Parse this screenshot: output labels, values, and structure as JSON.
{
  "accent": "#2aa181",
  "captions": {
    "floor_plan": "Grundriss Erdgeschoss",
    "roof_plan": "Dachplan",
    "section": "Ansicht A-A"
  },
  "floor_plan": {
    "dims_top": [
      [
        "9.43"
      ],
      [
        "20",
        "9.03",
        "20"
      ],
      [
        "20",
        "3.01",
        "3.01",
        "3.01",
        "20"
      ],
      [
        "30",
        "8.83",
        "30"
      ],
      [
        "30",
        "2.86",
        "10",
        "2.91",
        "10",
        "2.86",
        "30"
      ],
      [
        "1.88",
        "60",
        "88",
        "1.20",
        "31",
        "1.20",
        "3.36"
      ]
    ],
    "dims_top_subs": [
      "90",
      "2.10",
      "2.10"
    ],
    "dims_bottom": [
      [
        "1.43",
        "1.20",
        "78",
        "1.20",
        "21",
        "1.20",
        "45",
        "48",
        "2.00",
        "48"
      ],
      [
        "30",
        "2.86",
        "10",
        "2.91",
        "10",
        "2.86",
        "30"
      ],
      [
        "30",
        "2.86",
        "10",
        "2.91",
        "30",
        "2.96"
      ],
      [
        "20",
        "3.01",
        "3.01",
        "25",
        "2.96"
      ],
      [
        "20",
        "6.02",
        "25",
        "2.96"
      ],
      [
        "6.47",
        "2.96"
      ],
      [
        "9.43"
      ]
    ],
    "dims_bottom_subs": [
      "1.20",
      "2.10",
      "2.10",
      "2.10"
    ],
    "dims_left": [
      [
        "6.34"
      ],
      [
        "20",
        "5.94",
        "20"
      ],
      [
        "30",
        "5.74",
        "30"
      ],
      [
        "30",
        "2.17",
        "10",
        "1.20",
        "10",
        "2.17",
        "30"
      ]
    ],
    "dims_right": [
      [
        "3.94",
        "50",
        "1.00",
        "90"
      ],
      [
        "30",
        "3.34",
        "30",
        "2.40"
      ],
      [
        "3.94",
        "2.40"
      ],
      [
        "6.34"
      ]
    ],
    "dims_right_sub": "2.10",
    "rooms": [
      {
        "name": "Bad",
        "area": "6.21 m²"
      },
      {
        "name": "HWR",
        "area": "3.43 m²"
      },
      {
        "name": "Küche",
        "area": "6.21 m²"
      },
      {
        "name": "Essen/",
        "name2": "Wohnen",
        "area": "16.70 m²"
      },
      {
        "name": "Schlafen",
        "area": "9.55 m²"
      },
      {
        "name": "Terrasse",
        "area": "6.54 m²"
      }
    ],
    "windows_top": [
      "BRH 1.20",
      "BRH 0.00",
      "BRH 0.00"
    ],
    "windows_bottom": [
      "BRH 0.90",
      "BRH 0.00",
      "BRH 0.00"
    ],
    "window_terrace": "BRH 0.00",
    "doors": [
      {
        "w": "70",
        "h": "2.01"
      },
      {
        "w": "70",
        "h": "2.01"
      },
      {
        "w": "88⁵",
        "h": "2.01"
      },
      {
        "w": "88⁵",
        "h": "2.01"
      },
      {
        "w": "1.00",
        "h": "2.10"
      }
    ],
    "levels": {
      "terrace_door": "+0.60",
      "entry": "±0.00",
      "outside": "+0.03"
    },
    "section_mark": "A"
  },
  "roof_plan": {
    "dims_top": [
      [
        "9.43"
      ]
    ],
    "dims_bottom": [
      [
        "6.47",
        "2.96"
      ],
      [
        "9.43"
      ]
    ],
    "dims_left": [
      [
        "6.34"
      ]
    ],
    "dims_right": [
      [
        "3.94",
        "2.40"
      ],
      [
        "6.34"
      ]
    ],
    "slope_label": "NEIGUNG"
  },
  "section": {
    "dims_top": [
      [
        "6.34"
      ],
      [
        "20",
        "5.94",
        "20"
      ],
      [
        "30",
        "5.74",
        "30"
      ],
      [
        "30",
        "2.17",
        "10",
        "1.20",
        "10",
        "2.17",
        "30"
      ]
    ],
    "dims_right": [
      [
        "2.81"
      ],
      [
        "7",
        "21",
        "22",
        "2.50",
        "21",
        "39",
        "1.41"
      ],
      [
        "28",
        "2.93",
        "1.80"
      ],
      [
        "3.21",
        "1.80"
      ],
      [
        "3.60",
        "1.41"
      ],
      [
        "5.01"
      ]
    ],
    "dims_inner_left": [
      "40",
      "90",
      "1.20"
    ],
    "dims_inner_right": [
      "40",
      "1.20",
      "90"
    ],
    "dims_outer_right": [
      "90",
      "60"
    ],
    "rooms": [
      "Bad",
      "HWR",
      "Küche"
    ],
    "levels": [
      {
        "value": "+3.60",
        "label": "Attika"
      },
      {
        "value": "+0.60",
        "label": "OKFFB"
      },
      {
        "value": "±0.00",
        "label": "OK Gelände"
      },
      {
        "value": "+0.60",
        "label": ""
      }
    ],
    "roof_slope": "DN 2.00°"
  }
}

☆ ☆ ☆ ☆ ☆

**YOUR TASK:**
Reproduce the entire listing word for word.

**SOLUTION:**
Parse this screenshot: output labels, values, and structure as JSON.
{
  "accent": "#2aa181",
  "captions": {
    "floor_plan": "Grundriss Erdgeschoss",
    "roof_plan": "Dachplan",
    "section": "Ansicht A-A"
  },
  "floor_plan": {
    "dims_top": [
      [
        "9.43"
      ],
      [
        "20",
        "9.03",
        "20"
      ],
      [
        "20",
        "3.01",
        "3.01",
        "3.01",
        "20"
      ],
      [
        "30",
        "8.83",
        "30"
      ],
      [
        "30",
        "2.86",
        "10",
        "2.91",
        "10",
        "2.86",
        "30"
      ],
      [
        "1.88",
        "60",
        "88",
        "1.20",
        "31",
        "1.20",
        "3.36"
      ]
    ],
    "dims_top_subs": [
      "90",
      "2.10",
      "2.10"
    ],
    "dims_bottom": [
      [
        "1.43",
        "1.20",
        "78",
        "1.20",
        "21",
        "1.20",
        "45",
        "48",
        "2.00",
        "48"
      ],
      [
        "30",
        "2.86",
        "10",
        "2.91",
        "10",
        "2.86",
        "30"
      ],
      [
        "30",
        "2.86",
        "10",
        "2.91",
        "30",
        "2.96"
      ],
      [
        "20",
        "3.01",
        "3.01",
        "25",
        "2.96"
      ],
      [
        "20",
        "6.02",
        "25",
        "2.96"
      ],
      [
        "6.47",
        "2.96"
      ],
      [
        "9.43"
      ]
    ],
    "dims_bottom_subs": [
      "1.20",
      "2.10",
      "2.10",
      "2.10"
    ],
    "dims_left": [
      [
        "6.34"
      ],
      [
        "20",
        "5.94",
        "20"
      ],
      [
        "30",
        "5.74",
        "30"
      ],
      [
        "30",
        "2.17",
        "10",
        "1.20",
        "10",
        "2.17",
        "30"
      ]
    ],
    "dims_right": [
      [
        "3.94",
        "50",
        "1.00",
        "90"
      ],
      [
        "30",
        "3.34",
        "30",
        "2.40"
      ],
      [
        "3.94",
        "2.40"
      ],
      [
        "6.34"
      ]
    ],
    "dims_right_sub": "2.10",
    "rooms": [
      {
        "name": "Bad",
        "area": "6.21 m²"
      },
      {
        "name": "HWR",
        "area": "3.43 m²"
      },
      {
        "name": "Küche",
        "area": "6.21 m²"
      },
      {
        "name": "Essen/",
        "name2": "Wohnen",
        "area": "16.70 m²"
      },
      {
        "name": "Schlafen",
        "area": "9.55 m²"
      },
      {
        "name": "Terrasse",
        "area": "6.54 m²"
      }
    ],
    "windows_top": [
      "BRH 1.20",
      "BRH 0.00",
      "BRH 0.00"
    ],
    "windows_bottom": [
      "BRH 0.90",
      "BRH 0.00",
      "BRH 0.00"
    ],
    "window_terrace": "BRH 0.00",
    "doors": [
      {
        "w": "70",
        "h": "2.01"
      },
      {
        "w": "70",
        "h": "2.01"
      },
      {
        "w": "88⁵",
        "h": "2.01"
      },
      {
        "w": "88⁵",
        "h": "2.01"
      },
      {
        "w": "1.00",
        "h": "2.10"
      }
    ],
    "levels": {
      "terrace_door": "+0.60",
      "entry": "±0.00",
      "outside": "+0.03"
    },
    "section_mark": "A"
  },
  "roof_plan": {
    "dims_top": [
      [
        "9.43"
      ]
    ],
    "dims_bottom": [
      [
        "6.47",
        "2.96"
      ],
      [
        "9.43"
      ]
    ],
    "dims_left": [
      [
        "6.34"
      ]
    ],
    "dims_right": [
      [
        "3.94",
        "2.40"
      ],
      [
        "6.34"
      ]
    ],
    "slope_label": "NEIGUNG"
  },
  "section": {
    "dims_top": [
      [
        "6.34"
      ],
      [
        "20",
        "5.94",
        "20"
      ],
      [
        "30",
        "5.74",
        "30"
      ],
      [
        "30",
        "2.17",
        "10",
        "1.20",
        "10",
        "2.17",
        "30"
      ]
    ],
    "dims_right": [
      [
        "2.81"
      ],
      [
        "7",
        "21",
        "22",
        "2.50",
        "21",
        "39",
        "1.41"
      ],
      [
        "28",
        "2.93",
        "1.80"
      ],
      [
        "3.21",
        "1.80"
      ],
      [
        "3.60",
        "1.41"
      ],
      [
        "5.01"
      ]
    ],
    "dims_inner_left": [
      "40",
      "90",
      "1.20"
    ],
    "dims_inner_right": [
      "40",
      "1.20",
      "90"
    ],
    "dims_outer_right": [
      "90",
      "60"
    ],
    "rooms": [
      "Bad",
      "HWR",
      "Küche"
    ],
    "levels": [
      {
        "value": "+3.60",
        "label": "Attika"
      },
      {
        "value": "+0.60",
        "label": "OKFFB"
      },
      {
        "value": "±0.00",
        "label": "OK Gelände"
      },
      {
        "value": "+0.60",
        "label": ""
      }
    ],
    "roof_slope": "DN 2.00°"
  }
}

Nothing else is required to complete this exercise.